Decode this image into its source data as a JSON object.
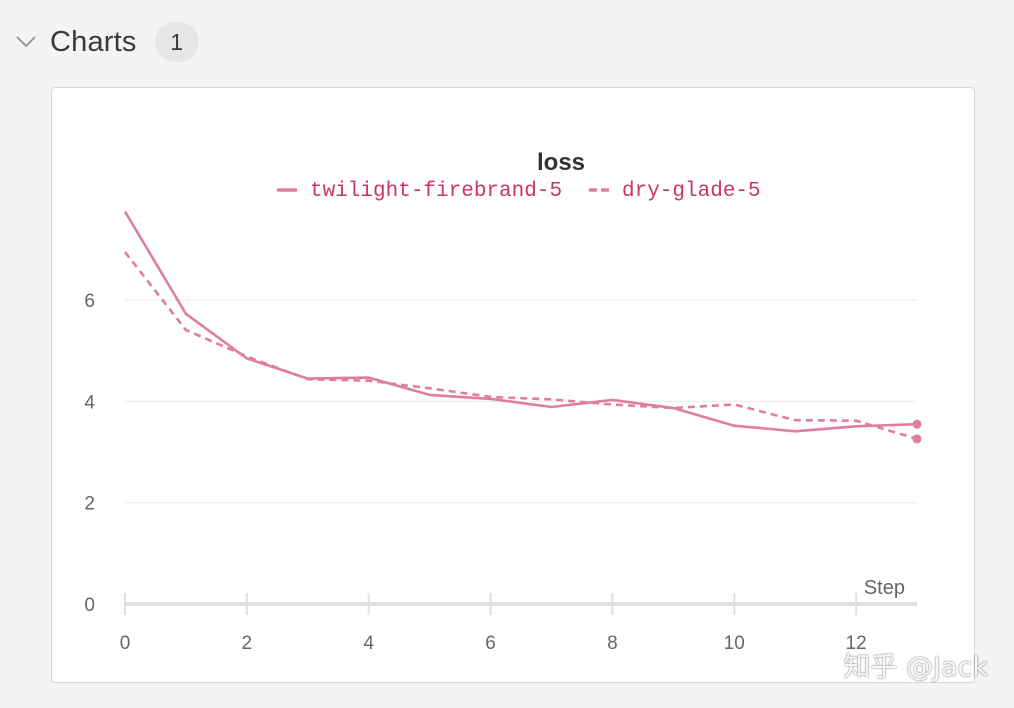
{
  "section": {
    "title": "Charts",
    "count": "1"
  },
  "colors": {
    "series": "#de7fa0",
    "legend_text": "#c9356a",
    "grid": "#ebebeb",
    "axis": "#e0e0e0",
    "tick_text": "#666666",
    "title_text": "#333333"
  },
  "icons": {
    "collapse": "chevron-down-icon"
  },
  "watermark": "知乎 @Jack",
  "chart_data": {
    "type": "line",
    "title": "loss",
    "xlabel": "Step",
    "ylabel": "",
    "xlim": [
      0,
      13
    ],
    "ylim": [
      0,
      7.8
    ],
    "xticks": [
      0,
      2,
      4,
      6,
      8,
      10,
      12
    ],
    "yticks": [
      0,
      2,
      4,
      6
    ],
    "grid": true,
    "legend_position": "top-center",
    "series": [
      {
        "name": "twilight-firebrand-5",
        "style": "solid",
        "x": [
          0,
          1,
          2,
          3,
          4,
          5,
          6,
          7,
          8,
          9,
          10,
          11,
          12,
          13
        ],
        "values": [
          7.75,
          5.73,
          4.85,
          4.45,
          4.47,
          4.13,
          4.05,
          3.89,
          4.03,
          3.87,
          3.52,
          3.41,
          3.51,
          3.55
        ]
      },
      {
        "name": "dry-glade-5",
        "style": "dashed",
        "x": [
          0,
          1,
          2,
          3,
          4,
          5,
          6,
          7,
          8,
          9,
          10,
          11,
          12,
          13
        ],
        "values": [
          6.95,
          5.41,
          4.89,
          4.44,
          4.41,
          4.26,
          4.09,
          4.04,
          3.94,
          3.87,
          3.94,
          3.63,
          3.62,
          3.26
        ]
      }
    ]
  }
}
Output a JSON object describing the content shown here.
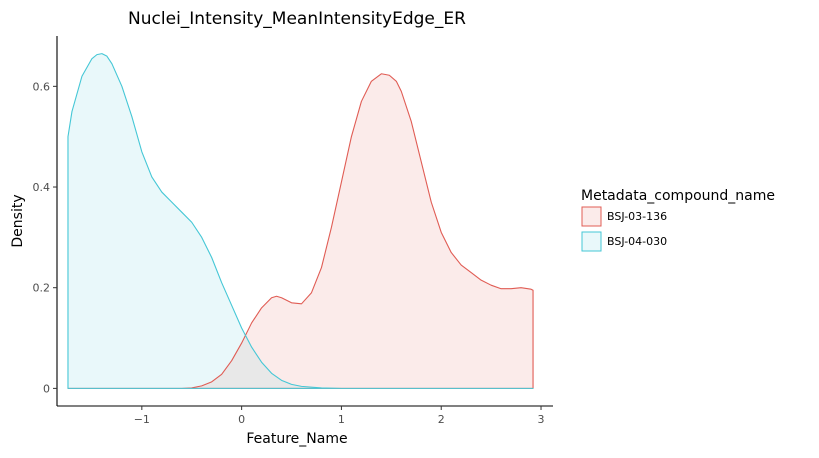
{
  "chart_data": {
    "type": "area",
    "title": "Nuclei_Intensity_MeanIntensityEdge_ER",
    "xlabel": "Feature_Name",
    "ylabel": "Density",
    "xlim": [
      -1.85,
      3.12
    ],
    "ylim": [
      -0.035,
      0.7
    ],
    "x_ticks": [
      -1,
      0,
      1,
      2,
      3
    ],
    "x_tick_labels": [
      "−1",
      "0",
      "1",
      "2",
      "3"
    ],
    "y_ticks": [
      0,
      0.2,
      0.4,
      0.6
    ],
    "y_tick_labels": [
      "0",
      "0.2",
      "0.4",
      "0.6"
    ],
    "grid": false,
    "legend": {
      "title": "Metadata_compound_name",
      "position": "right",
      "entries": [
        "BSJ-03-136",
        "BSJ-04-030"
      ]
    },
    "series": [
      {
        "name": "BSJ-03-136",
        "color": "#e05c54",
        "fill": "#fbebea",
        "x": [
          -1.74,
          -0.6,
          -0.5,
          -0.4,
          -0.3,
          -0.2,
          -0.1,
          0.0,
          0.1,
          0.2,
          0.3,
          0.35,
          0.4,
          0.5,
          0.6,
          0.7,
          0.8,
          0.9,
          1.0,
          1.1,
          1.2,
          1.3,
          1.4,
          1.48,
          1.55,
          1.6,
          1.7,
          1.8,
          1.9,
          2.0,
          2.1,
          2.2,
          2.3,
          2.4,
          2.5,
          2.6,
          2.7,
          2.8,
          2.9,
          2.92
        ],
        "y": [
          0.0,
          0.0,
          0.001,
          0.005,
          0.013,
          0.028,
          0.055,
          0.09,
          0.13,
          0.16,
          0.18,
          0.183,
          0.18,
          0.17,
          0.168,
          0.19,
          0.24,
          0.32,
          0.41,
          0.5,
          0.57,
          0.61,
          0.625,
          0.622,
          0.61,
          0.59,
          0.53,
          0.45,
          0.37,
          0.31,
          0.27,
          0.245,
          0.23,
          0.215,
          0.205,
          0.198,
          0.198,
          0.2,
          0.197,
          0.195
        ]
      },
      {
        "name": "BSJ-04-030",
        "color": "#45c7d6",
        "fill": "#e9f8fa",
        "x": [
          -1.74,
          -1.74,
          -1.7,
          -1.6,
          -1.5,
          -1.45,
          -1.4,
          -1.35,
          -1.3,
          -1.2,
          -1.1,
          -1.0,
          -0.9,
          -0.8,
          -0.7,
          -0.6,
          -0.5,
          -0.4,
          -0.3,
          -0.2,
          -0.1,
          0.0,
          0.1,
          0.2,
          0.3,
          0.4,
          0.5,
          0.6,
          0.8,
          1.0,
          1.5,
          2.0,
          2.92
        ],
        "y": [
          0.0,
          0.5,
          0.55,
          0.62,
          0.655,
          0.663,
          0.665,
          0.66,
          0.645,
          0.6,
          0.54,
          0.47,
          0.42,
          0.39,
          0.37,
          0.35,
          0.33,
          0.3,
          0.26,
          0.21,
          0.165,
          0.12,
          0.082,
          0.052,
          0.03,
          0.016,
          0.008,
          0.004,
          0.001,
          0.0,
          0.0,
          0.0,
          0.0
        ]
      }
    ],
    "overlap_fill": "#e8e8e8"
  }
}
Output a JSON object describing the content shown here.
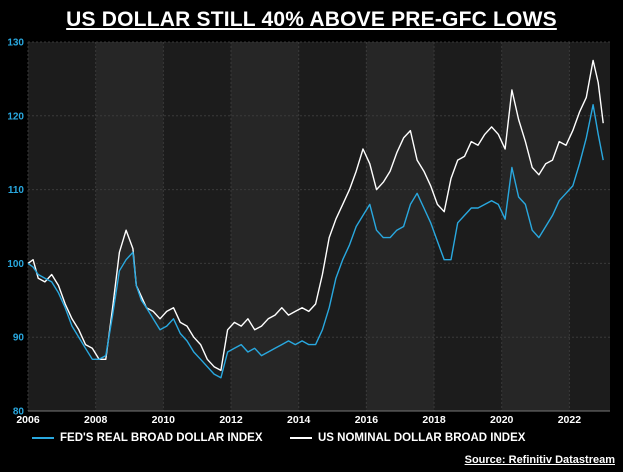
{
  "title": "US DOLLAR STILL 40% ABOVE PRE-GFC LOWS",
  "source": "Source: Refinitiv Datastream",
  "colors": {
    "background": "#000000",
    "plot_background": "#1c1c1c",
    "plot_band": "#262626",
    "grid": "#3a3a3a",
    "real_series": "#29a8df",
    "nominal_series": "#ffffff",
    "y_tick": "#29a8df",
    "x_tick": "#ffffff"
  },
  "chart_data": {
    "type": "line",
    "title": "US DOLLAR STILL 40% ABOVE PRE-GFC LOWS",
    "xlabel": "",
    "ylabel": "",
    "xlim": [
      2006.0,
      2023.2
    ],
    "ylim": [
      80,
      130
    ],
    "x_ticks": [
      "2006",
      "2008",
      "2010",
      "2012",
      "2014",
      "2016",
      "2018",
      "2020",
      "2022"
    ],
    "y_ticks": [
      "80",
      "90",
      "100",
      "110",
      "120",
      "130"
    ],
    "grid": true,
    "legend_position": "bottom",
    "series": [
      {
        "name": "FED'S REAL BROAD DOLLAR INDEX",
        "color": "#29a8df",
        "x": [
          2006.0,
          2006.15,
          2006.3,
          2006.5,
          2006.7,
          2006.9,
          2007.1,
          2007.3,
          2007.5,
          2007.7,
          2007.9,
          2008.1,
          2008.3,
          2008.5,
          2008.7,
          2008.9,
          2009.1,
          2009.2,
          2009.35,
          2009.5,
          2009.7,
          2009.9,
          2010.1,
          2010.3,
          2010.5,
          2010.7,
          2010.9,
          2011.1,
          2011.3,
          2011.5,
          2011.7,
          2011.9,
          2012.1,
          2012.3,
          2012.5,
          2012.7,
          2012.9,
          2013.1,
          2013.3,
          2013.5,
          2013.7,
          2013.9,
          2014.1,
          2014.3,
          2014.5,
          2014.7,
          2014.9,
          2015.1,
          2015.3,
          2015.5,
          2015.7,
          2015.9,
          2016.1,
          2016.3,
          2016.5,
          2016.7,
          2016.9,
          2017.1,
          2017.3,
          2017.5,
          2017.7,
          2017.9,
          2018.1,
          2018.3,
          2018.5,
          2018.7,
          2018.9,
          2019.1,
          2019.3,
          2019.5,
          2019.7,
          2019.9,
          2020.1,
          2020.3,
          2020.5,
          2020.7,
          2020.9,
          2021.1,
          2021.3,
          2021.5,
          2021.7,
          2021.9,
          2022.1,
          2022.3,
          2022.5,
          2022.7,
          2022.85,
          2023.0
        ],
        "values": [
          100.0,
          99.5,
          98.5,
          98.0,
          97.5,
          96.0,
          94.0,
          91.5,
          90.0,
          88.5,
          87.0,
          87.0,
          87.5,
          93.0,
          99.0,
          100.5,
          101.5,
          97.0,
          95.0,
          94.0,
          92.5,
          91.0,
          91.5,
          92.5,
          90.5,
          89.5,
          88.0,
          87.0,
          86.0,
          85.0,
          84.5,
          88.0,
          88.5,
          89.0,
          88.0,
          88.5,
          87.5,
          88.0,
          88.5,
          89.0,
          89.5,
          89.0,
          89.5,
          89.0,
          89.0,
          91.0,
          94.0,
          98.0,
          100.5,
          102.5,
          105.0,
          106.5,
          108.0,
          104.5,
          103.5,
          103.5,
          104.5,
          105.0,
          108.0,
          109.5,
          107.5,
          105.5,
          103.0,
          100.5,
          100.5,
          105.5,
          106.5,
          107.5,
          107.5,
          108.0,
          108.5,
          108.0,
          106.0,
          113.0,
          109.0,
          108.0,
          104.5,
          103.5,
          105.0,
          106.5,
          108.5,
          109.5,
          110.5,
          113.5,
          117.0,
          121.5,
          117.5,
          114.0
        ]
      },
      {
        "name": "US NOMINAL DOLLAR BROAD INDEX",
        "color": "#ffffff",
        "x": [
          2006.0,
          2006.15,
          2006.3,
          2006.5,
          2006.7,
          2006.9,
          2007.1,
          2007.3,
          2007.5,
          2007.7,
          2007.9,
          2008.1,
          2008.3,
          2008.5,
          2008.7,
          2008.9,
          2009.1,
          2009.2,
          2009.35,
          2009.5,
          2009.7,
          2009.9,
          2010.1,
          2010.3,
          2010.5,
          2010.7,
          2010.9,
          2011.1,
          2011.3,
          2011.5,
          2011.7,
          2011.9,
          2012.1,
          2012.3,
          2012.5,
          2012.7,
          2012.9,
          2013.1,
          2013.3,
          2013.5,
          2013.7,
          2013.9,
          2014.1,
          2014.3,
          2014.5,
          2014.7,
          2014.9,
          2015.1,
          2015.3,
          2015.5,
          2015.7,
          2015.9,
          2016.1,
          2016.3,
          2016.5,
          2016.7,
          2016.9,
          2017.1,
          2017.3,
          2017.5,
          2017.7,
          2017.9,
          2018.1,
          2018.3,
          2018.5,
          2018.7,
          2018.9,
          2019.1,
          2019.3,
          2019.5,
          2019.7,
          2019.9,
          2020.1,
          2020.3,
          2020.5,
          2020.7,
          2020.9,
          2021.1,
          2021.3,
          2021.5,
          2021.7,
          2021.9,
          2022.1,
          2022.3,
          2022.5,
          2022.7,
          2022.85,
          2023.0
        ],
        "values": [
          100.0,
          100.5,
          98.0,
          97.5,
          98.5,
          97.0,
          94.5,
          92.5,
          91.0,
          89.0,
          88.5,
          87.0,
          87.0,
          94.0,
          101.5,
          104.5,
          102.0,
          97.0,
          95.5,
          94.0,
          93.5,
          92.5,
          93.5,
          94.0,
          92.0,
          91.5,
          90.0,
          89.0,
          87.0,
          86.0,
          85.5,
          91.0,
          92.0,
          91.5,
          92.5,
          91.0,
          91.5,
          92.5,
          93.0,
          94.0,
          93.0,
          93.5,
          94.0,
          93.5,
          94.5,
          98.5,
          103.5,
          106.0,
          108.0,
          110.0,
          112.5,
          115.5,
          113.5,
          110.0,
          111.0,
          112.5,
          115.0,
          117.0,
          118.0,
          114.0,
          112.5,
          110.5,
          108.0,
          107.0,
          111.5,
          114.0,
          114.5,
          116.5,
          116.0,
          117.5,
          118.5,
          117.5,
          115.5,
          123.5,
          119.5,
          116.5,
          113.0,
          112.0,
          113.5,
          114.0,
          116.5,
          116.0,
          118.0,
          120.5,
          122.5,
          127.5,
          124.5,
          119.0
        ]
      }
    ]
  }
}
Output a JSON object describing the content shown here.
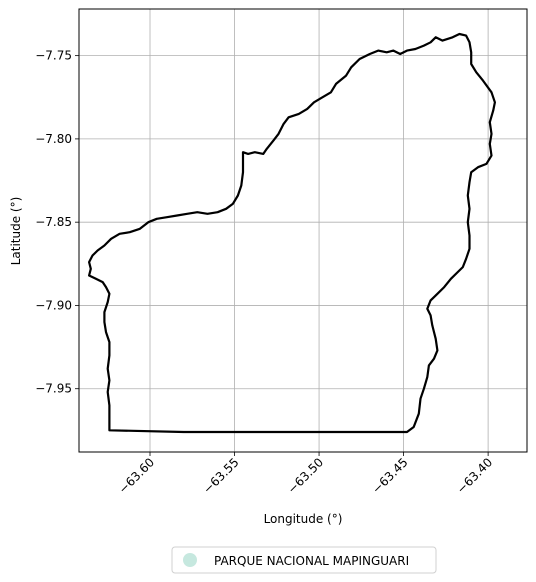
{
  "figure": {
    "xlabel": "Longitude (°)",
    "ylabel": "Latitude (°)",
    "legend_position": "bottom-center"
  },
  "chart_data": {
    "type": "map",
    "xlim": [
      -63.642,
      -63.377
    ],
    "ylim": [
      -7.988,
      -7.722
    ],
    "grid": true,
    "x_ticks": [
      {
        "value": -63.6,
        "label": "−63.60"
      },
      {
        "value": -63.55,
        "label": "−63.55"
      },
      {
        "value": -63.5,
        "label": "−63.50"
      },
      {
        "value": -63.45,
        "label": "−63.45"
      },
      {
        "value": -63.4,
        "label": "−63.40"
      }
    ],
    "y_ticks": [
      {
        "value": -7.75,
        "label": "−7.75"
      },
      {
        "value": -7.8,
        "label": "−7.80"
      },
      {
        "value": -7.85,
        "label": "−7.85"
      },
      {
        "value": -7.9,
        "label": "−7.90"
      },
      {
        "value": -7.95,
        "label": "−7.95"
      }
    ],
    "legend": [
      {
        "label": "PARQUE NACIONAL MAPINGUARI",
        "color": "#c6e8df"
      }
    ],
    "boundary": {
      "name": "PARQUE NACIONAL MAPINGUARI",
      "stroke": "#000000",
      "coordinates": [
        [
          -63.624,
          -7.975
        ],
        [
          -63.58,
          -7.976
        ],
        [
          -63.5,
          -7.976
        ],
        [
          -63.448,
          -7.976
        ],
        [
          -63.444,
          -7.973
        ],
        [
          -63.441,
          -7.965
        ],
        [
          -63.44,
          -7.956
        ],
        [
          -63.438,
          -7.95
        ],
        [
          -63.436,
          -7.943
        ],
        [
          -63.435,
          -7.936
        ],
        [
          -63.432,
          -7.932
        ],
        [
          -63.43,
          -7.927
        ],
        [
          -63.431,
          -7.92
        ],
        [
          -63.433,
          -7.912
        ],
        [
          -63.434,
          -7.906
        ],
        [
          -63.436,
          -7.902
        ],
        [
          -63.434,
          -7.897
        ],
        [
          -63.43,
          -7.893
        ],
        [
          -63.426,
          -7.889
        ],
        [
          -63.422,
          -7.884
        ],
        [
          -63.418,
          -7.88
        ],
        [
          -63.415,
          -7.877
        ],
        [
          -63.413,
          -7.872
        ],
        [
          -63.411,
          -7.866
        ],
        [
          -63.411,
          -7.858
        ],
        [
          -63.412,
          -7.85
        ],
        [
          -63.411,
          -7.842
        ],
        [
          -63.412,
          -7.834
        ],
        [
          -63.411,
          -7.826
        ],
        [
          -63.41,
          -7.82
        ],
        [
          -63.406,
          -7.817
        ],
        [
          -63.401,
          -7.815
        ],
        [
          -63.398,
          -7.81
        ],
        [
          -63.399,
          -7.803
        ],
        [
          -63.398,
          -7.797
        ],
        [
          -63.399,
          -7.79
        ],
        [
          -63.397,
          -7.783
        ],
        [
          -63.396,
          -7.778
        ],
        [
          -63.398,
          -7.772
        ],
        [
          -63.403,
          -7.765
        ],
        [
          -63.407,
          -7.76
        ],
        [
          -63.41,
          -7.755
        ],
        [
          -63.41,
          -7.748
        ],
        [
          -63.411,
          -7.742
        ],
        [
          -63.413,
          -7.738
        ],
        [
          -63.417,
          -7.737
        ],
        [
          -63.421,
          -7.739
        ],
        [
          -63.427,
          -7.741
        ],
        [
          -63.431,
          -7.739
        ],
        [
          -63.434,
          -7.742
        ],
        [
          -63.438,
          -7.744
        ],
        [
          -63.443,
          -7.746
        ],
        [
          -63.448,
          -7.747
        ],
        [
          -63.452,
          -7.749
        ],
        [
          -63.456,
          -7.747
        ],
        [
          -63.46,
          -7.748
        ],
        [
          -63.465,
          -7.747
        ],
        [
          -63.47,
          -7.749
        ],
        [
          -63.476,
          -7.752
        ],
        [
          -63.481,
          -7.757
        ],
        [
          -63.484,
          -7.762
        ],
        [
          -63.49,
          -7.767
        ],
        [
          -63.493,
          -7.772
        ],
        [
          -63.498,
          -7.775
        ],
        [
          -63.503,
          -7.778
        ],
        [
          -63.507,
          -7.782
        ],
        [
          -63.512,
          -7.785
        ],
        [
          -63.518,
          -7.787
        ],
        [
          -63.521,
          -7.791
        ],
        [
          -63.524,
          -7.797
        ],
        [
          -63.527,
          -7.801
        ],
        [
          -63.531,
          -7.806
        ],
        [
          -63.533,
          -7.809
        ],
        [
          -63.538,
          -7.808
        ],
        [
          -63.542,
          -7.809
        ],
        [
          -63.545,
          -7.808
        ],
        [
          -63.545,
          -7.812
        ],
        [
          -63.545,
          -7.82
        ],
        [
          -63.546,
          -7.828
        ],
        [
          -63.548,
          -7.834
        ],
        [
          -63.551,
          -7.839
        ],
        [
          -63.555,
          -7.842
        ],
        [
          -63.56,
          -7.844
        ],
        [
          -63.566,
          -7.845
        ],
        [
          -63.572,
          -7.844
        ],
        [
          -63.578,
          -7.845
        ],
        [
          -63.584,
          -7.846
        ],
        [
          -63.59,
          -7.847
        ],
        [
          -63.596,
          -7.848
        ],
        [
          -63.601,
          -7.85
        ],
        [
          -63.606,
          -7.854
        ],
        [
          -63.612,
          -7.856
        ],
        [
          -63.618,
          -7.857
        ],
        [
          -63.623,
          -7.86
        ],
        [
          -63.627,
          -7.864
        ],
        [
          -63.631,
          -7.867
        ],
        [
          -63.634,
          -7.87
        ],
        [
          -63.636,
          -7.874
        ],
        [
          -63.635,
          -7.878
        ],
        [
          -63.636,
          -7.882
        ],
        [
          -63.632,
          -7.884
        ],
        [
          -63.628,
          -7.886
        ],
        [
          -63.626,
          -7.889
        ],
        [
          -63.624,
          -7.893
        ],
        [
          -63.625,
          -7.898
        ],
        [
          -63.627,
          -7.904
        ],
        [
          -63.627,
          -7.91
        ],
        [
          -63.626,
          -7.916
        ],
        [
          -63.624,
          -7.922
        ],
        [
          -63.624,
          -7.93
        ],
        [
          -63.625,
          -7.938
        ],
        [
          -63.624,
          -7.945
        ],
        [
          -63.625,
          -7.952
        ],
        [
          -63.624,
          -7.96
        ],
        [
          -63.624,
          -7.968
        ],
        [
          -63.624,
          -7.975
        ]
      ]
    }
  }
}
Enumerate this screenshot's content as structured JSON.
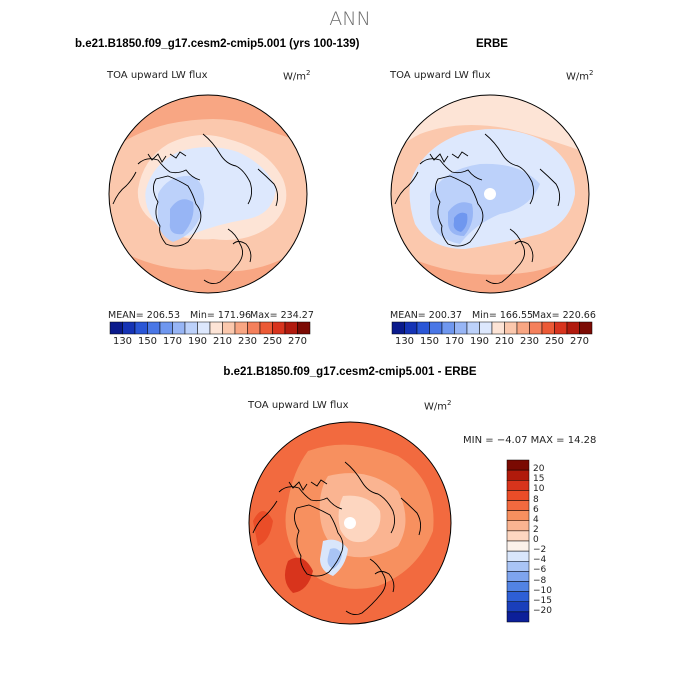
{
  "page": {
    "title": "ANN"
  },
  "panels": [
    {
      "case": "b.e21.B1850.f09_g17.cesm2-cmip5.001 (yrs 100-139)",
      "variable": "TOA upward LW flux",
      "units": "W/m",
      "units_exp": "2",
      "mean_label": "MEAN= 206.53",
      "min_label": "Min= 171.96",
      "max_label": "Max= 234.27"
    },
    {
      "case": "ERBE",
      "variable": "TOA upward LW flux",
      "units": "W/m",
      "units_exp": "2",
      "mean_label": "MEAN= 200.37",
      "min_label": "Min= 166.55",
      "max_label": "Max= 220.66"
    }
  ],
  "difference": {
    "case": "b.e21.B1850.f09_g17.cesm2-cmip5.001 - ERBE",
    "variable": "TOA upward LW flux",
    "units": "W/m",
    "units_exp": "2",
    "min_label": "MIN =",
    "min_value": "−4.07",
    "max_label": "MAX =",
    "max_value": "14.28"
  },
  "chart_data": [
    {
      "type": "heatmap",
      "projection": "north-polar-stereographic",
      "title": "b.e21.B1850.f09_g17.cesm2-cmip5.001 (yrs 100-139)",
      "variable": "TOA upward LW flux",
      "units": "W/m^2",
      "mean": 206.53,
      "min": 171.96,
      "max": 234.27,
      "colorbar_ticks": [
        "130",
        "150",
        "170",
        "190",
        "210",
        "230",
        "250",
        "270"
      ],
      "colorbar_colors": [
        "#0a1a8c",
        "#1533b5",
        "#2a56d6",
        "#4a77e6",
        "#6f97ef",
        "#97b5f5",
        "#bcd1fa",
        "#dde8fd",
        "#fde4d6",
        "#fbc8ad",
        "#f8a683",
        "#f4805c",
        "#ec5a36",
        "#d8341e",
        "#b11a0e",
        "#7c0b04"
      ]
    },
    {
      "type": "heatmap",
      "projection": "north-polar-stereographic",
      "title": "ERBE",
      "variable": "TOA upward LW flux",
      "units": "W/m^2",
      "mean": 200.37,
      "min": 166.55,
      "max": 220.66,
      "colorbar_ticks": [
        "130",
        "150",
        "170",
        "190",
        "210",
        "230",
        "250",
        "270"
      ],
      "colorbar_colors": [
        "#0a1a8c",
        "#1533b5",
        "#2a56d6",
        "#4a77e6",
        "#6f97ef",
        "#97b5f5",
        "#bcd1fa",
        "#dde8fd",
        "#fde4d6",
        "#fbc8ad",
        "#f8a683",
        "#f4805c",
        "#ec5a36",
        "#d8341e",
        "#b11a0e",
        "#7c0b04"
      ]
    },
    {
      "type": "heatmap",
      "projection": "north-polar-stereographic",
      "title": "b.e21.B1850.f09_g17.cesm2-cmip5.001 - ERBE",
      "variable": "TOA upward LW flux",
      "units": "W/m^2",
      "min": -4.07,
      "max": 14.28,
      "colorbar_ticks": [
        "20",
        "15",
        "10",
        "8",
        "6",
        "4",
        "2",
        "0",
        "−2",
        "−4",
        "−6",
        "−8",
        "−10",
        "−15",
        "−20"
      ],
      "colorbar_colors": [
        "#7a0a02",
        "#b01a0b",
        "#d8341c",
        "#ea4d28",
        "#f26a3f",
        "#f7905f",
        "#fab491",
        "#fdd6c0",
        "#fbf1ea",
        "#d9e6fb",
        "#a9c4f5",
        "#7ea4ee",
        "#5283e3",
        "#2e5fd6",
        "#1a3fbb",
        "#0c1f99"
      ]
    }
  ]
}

> _Direction_
Every line in the data above that contains "source" needs to be copied.

> _Solution to the exercise_
Decode this image into its source data as a JSON object.
  "source": "Source: Refinitiv Datastream",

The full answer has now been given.